_PROVIDED MATERIAL_
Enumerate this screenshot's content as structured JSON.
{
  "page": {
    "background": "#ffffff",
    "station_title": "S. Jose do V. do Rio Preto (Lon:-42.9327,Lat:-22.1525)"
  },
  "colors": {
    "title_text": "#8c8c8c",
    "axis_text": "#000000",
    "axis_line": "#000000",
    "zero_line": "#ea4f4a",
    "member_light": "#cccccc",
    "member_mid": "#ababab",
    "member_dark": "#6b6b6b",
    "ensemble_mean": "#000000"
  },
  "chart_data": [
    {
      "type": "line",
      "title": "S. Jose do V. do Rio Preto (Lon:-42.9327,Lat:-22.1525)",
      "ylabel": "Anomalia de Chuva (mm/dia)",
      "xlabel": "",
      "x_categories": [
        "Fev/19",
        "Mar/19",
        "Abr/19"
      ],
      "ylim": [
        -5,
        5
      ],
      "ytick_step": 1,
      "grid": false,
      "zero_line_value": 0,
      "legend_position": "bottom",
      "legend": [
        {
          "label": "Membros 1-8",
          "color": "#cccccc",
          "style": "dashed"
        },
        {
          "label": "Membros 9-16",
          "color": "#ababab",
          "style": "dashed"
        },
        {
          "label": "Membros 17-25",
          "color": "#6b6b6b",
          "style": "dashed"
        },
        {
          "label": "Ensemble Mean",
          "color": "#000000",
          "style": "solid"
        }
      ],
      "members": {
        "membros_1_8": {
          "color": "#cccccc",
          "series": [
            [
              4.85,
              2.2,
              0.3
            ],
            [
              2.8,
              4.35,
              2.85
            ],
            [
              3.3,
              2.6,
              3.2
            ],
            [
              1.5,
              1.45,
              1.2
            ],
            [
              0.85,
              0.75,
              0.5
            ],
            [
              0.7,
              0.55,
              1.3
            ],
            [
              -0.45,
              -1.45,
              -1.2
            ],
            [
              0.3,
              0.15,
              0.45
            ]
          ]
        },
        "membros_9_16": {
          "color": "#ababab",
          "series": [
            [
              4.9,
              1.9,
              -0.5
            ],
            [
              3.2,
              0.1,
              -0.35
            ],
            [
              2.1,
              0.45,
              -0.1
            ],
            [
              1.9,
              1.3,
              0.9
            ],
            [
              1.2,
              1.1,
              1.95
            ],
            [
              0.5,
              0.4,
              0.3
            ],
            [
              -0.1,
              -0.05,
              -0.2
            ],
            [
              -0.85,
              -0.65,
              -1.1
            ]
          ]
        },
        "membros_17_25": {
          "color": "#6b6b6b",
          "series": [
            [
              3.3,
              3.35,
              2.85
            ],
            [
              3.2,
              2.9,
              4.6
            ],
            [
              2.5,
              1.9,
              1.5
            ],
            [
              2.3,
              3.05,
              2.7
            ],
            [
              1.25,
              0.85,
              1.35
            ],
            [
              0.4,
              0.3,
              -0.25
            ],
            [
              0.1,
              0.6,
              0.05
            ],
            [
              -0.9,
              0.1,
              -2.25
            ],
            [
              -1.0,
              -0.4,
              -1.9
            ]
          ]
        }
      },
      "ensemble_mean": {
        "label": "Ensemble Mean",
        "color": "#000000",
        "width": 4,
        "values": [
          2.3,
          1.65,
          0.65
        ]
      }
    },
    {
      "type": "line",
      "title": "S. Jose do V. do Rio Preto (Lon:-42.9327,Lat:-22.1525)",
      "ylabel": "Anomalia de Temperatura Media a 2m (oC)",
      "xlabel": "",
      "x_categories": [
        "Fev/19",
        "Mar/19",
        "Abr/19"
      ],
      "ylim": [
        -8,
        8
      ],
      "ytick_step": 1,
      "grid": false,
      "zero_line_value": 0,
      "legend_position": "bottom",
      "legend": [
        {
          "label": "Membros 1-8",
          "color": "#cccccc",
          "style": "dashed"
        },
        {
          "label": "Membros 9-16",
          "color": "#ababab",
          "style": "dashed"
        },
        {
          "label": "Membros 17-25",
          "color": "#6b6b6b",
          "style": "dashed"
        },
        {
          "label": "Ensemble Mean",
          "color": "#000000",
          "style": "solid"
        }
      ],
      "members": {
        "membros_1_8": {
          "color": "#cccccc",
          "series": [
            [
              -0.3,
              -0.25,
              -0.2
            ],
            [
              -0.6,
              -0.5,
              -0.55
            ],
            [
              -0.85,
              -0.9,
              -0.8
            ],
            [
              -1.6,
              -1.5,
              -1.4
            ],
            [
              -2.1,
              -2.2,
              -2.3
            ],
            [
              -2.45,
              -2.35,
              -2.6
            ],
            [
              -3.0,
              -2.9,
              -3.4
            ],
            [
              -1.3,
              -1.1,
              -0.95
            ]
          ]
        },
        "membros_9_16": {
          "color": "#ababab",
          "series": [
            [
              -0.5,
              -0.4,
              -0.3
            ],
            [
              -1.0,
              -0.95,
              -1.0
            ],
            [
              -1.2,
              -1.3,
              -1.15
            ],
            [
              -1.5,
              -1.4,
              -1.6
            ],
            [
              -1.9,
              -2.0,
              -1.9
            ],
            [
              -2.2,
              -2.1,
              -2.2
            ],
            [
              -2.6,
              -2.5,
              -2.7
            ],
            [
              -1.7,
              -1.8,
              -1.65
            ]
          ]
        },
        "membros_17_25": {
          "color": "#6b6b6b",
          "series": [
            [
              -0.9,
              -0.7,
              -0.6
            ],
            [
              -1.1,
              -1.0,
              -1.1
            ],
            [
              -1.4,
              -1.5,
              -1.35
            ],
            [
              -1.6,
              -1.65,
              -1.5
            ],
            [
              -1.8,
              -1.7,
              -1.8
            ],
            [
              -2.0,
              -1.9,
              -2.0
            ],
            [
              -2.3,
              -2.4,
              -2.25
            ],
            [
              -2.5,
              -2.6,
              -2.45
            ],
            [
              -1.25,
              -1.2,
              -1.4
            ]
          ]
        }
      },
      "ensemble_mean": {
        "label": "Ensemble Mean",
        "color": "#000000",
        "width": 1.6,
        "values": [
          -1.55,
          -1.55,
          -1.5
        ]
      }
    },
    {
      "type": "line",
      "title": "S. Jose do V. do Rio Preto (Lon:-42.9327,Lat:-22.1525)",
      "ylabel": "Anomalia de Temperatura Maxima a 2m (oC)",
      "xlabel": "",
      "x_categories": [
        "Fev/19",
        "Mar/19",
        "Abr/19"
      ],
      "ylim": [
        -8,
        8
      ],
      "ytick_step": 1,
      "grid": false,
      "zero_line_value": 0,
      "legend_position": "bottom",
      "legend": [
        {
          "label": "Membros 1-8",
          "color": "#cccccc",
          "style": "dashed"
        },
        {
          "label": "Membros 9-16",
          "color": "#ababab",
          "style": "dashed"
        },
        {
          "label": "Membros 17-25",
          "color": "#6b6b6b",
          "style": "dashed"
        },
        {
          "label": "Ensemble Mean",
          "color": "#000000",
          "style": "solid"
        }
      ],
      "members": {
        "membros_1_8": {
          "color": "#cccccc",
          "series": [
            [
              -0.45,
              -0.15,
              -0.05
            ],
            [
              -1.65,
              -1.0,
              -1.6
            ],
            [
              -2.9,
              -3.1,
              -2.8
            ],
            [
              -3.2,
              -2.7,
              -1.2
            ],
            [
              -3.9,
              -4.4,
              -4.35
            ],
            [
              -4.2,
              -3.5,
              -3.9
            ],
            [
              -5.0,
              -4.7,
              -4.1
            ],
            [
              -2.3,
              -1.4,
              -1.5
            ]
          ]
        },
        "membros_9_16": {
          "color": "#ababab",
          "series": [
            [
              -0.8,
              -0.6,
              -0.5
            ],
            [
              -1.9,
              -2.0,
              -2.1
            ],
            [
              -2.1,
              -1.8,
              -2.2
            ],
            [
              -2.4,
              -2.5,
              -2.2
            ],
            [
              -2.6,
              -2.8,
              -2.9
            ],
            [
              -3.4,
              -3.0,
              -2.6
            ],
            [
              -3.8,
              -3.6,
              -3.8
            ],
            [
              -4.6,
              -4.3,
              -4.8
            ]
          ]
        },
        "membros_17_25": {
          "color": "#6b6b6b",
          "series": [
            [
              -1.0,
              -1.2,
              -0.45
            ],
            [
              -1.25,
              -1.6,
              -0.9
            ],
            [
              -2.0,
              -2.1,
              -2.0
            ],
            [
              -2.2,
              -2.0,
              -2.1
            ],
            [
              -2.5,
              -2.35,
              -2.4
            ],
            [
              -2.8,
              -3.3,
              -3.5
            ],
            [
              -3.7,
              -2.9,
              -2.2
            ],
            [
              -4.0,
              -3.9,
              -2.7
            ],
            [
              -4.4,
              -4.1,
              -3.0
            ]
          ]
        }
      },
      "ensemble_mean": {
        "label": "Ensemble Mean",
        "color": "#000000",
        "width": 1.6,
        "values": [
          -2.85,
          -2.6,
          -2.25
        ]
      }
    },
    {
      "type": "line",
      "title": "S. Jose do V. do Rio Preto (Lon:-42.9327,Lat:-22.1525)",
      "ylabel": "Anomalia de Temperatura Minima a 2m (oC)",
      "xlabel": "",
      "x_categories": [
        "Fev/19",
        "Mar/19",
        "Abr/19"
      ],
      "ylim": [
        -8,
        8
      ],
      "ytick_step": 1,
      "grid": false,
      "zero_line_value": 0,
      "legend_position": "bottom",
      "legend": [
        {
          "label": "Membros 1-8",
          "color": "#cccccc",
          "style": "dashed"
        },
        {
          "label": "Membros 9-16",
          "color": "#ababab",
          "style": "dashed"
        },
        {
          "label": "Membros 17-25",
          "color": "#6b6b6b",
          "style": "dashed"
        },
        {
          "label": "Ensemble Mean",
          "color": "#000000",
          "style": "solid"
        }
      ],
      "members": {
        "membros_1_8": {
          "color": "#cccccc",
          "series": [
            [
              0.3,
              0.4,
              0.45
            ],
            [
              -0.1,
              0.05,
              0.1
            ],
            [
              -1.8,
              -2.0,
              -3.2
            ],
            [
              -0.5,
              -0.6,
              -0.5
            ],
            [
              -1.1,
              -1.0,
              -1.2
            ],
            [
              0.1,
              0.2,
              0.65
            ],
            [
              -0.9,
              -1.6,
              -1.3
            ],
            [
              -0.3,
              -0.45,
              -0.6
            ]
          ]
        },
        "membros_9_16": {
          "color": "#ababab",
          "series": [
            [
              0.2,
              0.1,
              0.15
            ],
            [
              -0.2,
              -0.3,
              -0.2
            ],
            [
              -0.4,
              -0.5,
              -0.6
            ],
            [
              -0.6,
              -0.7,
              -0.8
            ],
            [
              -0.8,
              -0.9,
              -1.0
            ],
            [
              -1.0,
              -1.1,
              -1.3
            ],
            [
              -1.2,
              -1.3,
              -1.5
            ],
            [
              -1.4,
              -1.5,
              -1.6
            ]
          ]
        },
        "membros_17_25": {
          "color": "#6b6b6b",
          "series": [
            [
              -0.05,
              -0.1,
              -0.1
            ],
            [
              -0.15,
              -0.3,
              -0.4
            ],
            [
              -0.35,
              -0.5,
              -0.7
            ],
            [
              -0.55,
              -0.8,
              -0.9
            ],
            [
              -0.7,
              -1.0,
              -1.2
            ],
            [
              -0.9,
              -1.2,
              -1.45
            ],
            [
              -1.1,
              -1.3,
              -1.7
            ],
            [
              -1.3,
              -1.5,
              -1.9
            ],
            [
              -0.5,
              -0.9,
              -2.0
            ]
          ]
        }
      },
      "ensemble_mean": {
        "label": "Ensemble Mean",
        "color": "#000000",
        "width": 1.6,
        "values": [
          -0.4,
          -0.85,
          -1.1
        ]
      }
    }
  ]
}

_PROBLEM STATEMENT_
Collect, from the material above, every line containing the word "ylabel".

_SOLUTION TO THE EXERCISE_
      "ylabel": "Anomalia de Chuva (mm/dia)",
      "ylabel": "Anomalia de Temperatura Media a 2m (oC)",
      "ylabel": "Anomalia de Temperatura Maxima a 2m (oC)",
      "ylabel": "Anomalia de Temperatura Minima a 2m (oC)",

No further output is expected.